— Begin —
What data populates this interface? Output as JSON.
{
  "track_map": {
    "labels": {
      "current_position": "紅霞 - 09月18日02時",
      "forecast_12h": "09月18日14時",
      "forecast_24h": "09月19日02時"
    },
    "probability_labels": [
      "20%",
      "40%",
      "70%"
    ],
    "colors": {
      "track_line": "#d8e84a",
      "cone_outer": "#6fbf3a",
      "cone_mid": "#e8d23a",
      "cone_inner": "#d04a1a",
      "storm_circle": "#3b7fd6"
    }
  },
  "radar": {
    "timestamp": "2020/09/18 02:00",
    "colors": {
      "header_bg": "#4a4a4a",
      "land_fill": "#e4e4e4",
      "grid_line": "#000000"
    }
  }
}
— End —
> [Your objective]: All of the lines above need to be given again exactly.

> [Output]:
What data populates this interface? Output as JSON.
{
  "track_map": {
    "labels": {
      "current_position": "紅霞 - 09月18日02時",
      "forecast_12h": "09月18日14時",
      "forecast_24h": "09月19日02時"
    },
    "probability_labels": [
      "20%",
      "40%",
      "70%"
    ],
    "colors": {
      "track_line": "#d8e84a",
      "cone_outer": "#6fbf3a",
      "cone_mid": "#e8d23a",
      "cone_inner": "#d04a1a",
      "storm_circle": "#3b7fd6"
    }
  },
  "radar": {
    "timestamp": "2020/09/18 02:00",
    "colors": {
      "header_bg": "#4a4a4a",
      "land_fill": "#e4e4e4",
      "grid_line": "#000000"
    }
  }
}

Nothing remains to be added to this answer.